BEGIN
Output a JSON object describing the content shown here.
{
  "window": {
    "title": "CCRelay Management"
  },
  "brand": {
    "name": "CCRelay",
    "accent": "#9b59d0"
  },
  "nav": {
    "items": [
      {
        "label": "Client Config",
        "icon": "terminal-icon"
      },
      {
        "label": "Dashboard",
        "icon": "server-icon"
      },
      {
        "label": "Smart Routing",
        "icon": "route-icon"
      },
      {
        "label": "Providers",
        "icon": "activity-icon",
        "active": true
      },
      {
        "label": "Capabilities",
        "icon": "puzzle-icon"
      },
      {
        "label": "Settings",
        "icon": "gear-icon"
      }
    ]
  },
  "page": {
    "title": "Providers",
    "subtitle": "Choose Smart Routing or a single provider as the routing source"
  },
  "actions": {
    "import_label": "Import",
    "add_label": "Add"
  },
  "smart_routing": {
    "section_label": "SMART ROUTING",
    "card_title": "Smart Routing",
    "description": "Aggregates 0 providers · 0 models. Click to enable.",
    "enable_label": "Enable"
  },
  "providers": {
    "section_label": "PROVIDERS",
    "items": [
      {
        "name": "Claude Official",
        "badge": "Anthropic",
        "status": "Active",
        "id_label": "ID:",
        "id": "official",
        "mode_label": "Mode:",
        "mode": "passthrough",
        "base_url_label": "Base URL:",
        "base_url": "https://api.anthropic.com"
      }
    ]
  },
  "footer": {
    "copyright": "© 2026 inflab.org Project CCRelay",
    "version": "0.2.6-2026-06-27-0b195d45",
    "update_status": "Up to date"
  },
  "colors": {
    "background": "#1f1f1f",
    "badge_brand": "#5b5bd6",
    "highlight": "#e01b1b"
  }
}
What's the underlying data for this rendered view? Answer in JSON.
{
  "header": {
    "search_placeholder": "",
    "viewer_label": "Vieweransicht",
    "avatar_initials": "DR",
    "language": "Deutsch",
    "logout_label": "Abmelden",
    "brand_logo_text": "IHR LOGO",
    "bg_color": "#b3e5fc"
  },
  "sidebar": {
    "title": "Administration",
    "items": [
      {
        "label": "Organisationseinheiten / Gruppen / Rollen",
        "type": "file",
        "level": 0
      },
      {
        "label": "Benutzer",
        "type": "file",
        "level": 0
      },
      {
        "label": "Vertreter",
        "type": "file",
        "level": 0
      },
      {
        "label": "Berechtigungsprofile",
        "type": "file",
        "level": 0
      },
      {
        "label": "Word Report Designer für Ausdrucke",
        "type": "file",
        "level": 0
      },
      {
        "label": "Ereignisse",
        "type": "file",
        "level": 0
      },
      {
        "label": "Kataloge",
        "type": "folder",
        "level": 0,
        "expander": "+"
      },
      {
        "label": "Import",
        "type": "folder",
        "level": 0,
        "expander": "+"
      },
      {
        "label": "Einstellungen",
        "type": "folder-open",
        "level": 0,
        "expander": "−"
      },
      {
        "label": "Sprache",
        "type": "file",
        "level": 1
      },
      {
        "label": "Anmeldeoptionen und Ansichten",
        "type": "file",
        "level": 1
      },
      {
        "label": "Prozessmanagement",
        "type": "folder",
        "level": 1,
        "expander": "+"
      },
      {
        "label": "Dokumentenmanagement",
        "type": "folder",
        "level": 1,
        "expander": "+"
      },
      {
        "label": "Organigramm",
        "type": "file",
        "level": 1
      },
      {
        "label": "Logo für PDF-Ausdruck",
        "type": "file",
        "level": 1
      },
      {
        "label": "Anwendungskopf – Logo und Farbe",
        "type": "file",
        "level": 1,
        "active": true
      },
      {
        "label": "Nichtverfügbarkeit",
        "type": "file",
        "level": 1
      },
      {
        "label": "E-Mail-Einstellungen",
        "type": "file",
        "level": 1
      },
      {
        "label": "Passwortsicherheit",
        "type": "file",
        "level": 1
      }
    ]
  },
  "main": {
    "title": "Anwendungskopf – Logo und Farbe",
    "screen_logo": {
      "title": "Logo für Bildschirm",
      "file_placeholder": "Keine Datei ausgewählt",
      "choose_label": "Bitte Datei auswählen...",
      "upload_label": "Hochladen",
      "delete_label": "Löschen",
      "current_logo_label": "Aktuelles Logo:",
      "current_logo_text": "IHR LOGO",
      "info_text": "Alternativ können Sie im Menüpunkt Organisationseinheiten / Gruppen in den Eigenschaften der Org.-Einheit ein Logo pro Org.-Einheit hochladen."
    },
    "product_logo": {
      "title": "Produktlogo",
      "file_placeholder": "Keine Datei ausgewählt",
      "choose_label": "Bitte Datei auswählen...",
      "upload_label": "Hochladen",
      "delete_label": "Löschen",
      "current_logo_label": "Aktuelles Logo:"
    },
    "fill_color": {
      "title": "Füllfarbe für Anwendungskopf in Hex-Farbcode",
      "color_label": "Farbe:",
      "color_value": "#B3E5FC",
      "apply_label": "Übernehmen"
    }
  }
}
END
• [Problem] Write out every entry again, keeping each line exactly the same.

• [Result of the exercise]
Output a JSON object describing the content shown here.
{
  "window": {
    "title": "CCRelay Management"
  },
  "brand": {
    "name": "CCRelay",
    "accent": "#9b59d0"
  },
  "nav": {
    "items": [
      {
        "label": "Client Config",
        "icon": "terminal-icon"
      },
      {
        "label": "Dashboard",
        "icon": "server-icon"
      },
      {
        "label": "Smart Routing",
        "icon": "route-icon"
      },
      {
        "label": "Providers",
        "icon": "activity-icon",
        "active": true
      },
      {
        "label": "Capabilities",
        "icon": "puzzle-icon"
      },
      {
        "label": "Settings",
        "icon": "gear-icon"
      }
    ]
  },
  "page": {
    "title": "Providers",
    "subtitle": "Choose Smart Routing or a single provider as the routing source"
  },
  "actions": {
    "import_label": "Import",
    "add_label": "Add"
  },
  "smart_routing": {
    "section_label": "SMART ROUTING",
    "card_title": "Smart Routing",
    "description": "Aggregates 0 providers · 0 models. Click to enable.",
    "enable_label": "Enable"
  },
  "providers": {
    "section_label": "PROVIDERS",
    "items": [
      {
        "name": "Claude Official",
        "badge": "Anthropic",
        "status": "Active",
        "id_label": "ID:",
        "id": "official",
        "mode_label": "Mode:",
        "mode": "passthrough",
        "base_url_label": "Base URL:",
        "base_url": "https://api.anthropic.com"
      }
    ]
  },
  "footer": {
    "copyright": "© 2026 inflab.org Project CCRelay",
    "version": "0.2.6-2026-06-27-0b195d45",
    "update_status": "Up to date"
  },
  "colors": {
    "background": "#1f1f1f",
    "badge_brand": "#5b5bd6",
    "highlight": "#e01b1b"
  }
}
What's the underlying data for this rendered view? Answer in JSON.
{
  "header": {
    "search_placeholder": "",
    "viewer_label": "Vieweransicht",
    "avatar_initials": "DR",
    "language": "Deutsch",
    "logout_label": "Abmelden",
    "brand_logo_text": "IHR LOGO",
    "bg_color": "#b3e5fc"
  },
  "sidebar": {
    "title": "Administration",
    "items": [
      {
        "label": "Organisationseinheiten / Gruppen / Rollen",
        "type": "file",
        "level": 0
      },
      {
        "label": "Benutzer",
        "type": "file",
        "level": 0
      },
      {
        "label": "Vertreter",
        "type": "file",
        "level": 0
      },
      {
        "label": "Berechtigungsprofile",
        "type": "file",
        "level": 0
      },
      {
        "label": "Word Report Designer für Ausdrucke",
        "type": "file",
        "level": 0
      },
      {
        "label": "Ereignisse",
        "type": "file",
        "level": 0
      },
      {
        "label": "Kataloge",
        "type": "folder",
        "level": 0,
        "expander": "+"
      },
      {
        "label": "Import",
        "type": "folder",
        "level": 0,
        "expander": "+"
      },
      {
        "label": "Einstellungen",
        "type": "folder-open",
        "level": 0,
        "expander": "−"
      },
      {
        "label": "Sprache",
        "type": "file",
        "level": 1
      },
      {
        "label": "Anmeldeoptionen und Ansichten",
        "type": "file",
        "level": 1
      },
      {
        "label": "Prozessmanagement",
        "type": "folder",
        "level": 1,
        "expander": "+"
      },
      {
        "label": "Dokumentenmanagement",
        "type": "folder",
        "level": 1,
        "expander": "+"
      },
      {
        "label": "Organigramm",
        "type": "file",
        "level": 1
      },
      {
        "label": "Logo für PDF-Ausdruck",
        "type": "file",
        "level": 1
      },
      {
        "label": "Anwendungskopf – Logo und Farbe",
        "type": "file",
        "level": 1,
        "active": true
      },
      {
        "label": "Nichtverfügbarkeit",
        "type": "file",
        "level": 1
      },
      {
        "label": "E-Mail-Einstellungen",
        "type": "file",
        "level": 1
      },
      {
        "label": "Passwortsicherheit",
        "type": "file",
        "level": 1
      }
    ]
  },
  "main": {
    "title": "Anwendungskopf – Logo und Farbe",
    "screen_logo": {
      "title": "Logo für Bildschirm",
      "file_placeholder": "Keine Datei ausgewählt",
      "choose_label": "Bitte Datei auswählen...",
      "upload_label": "Hochladen",
      "delete_label": "Löschen",
      "current_logo_label": "Aktuelles Logo:",
      "current_logo_text": "IHR LOGO",
      "info_text": "Alternativ können Sie im Menüpunkt Organisationseinheiten / Gruppen in den Eigenschaften der Org.-Einheit ein Logo pro Org.-Einheit hochladen."
    },
    "product_logo": {
      "title": "Produktlogo",
      "file_placeholder": "Keine Datei ausgewählt",
      "choose_label": "Bitte Datei auswählen...",
      "upload_label": "Hochladen",
      "delete_label": "Löschen",
      "current_logo_label": "Aktuelles Logo:"
    },
    "fill_color": {
      "title": "Füllfarbe für Anwendungskopf in Hex-Farbcode",
      "color_label": "Farbe:",
      "color_value": "#B3E5FC",
      "apply_label": "Übernehmen"
    }
  }
}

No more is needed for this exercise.